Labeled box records
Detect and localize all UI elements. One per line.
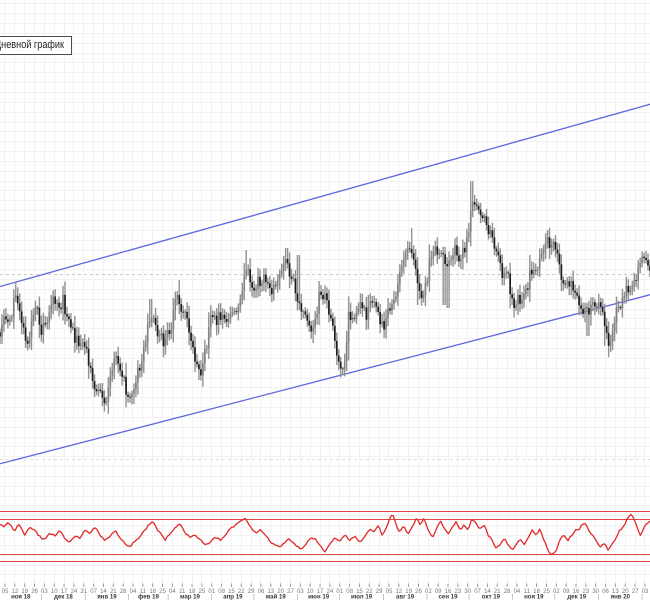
- svg-text:24: 24: [71, 589, 78, 595]
- svg-text:30: 30: [592, 589, 599, 595]
- svg-text:03: 03: [642, 589, 649, 595]
- svg-text:11: 11: [524, 589, 531, 595]
- svg-text:18: 18: [149, 589, 156, 595]
- svg-text:14: 14: [484, 589, 491, 595]
- svg-text:02: 02: [553, 589, 560, 595]
- svg-text:дек 19: дек 19: [567, 594, 586, 600]
- svg-text:23: 23: [583, 589, 590, 595]
- svg-text:09: 09: [563, 589, 570, 595]
- svg-text:|: |: [167, 594, 169, 600]
- svg-text:03: 03: [297, 589, 304, 595]
- svg-text:22: 22: [238, 589, 245, 595]
- svg-text:|: |: [253, 594, 255, 600]
- svg-text:25: 25: [543, 589, 550, 595]
- svg-text:06: 06: [258, 589, 265, 595]
- svg-text:04: 04: [169, 589, 176, 595]
- svg-text:13: 13: [267, 589, 274, 595]
- svg-text:фев 19: фев 19: [138, 594, 159, 600]
- svg-text:|: |: [641, 594, 643, 600]
- svg-text:сен 19: сен 19: [439, 594, 459, 600]
- svg-text:май 19: май 19: [266, 594, 287, 600]
- svg-text:|: |: [426, 594, 428, 600]
- svg-text:янв 19: янв 19: [97, 594, 117, 600]
- svg-text:|: |: [297, 594, 299, 600]
- svg-text:27: 27: [287, 589, 294, 595]
- svg-text:04: 04: [514, 589, 521, 595]
- svg-text:05: 05: [386, 589, 393, 595]
- svg-text:30: 30: [464, 589, 471, 595]
- svg-text:12: 12: [12, 589, 19, 595]
- svg-text:10: 10: [307, 589, 314, 595]
- svg-text:14: 14: [100, 589, 107, 595]
- svg-text:13: 13: [612, 589, 619, 595]
- svg-text:янв 20: янв 20: [611, 594, 631, 600]
- svg-text:мар 19: мар 19: [180, 594, 201, 600]
- svg-text:|: |: [468, 594, 470, 600]
- svg-text:25: 25: [199, 589, 206, 595]
- svg-text:ноя 18: ноя 18: [11, 594, 31, 600]
- svg-text:28: 28: [504, 589, 511, 595]
- svg-text:02: 02: [425, 589, 432, 595]
- svg-text:25: 25: [159, 589, 166, 595]
- svg-text:июл 19: июл 19: [351, 594, 373, 600]
- svg-text:10: 10: [51, 589, 58, 595]
- svg-text:22: 22: [366, 589, 373, 595]
- svg-text:04: 04: [130, 589, 137, 595]
- svg-text:апр 19: апр 19: [223, 594, 243, 600]
- svg-text:16: 16: [445, 589, 452, 595]
- svg-text:ноя 19: ноя 19: [524, 594, 544, 600]
- svg-text:23: 23: [455, 589, 462, 595]
- svg-text:авг 19: авг 19: [396, 594, 415, 600]
- svg-text:05: 05: [2, 589, 9, 595]
- svg-text:16: 16: [573, 589, 580, 595]
- svg-text:|: |: [512, 594, 514, 600]
- svg-text:17: 17: [317, 589, 324, 595]
- svg-text:20: 20: [622, 589, 629, 595]
- svg-text:29: 29: [376, 589, 383, 595]
- svg-text:июн 19: июн 19: [308, 594, 330, 600]
- svg-text:07: 07: [90, 589, 97, 595]
- svg-text:|: |: [554, 594, 556, 600]
- svg-text:31: 31: [80, 589, 87, 595]
- svg-text:|: |: [128, 594, 130, 600]
- svg-text:08: 08: [218, 589, 225, 595]
- svg-text:17: 17: [61, 589, 68, 595]
- svg-text:|: |: [339, 594, 341, 600]
- svg-text:21: 21: [110, 589, 117, 595]
- svg-text:|: |: [211, 594, 213, 600]
- svg-text:15: 15: [356, 589, 363, 595]
- svg-text:08: 08: [346, 589, 353, 595]
- svg-text:19: 19: [405, 589, 412, 595]
- svg-text:|: |: [598, 594, 600, 600]
- svg-text:01: 01: [208, 589, 215, 595]
- svg-text:|: |: [84, 594, 86, 600]
- svg-text:18: 18: [533, 589, 540, 595]
- svg-text:19: 19: [21, 589, 28, 595]
- svg-text:|: |: [382, 594, 384, 600]
- svg-text:01: 01: [336, 589, 343, 595]
- svg-text:24: 24: [327, 589, 334, 595]
- svg-text:06: 06: [602, 589, 609, 595]
- svg-text:07: 07: [474, 589, 481, 595]
- svg-text:03: 03: [41, 589, 48, 595]
- svg-text:27: 27: [632, 589, 639, 595]
- svg-text:26: 26: [31, 589, 38, 595]
- svg-text:11: 11: [140, 589, 147, 595]
- svg-text:11: 11: [179, 589, 186, 595]
- svg-text:|: |: [41, 594, 43, 600]
- svg-text:15: 15: [228, 589, 235, 595]
- svg-text:26: 26: [415, 589, 422, 595]
- svg-text:28: 28: [120, 589, 127, 595]
- svg-text:09: 09: [435, 589, 442, 595]
- svg-text:окт 19: окт 19: [482, 594, 501, 600]
- svg-text:дек 18: дек 18: [54, 594, 73, 600]
- svg-text:29: 29: [248, 589, 255, 595]
- svg-text:12: 12: [395, 589, 402, 595]
- svg-text:18: 18: [189, 589, 196, 595]
- svg-text:21: 21: [494, 589, 501, 595]
- svg-text:20: 20: [277, 589, 284, 595]
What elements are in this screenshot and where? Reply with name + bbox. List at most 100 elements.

__Exercise description__:
Copy without changes everything in the material from the line that contains "- svg-text:24: 24: [71, 589, 78, 595]" down to the line that contains "- svg-text:02: 02: [553, 589, 560, 595]", including both of those lines.

__Result__:
- svg-text:24: 24: [71, 589, 78, 595]
- svg-text:30: 30: [592, 589, 599, 595]
- svg-text:03: 03: [642, 589, 649, 595]
- svg-text:11: 11: [524, 589, 531, 595]
- svg-text:18: 18: [149, 589, 156, 595]
- svg-text:14: 14: [484, 589, 491, 595]
- svg-text:02: 02: [553, 589, 560, 595]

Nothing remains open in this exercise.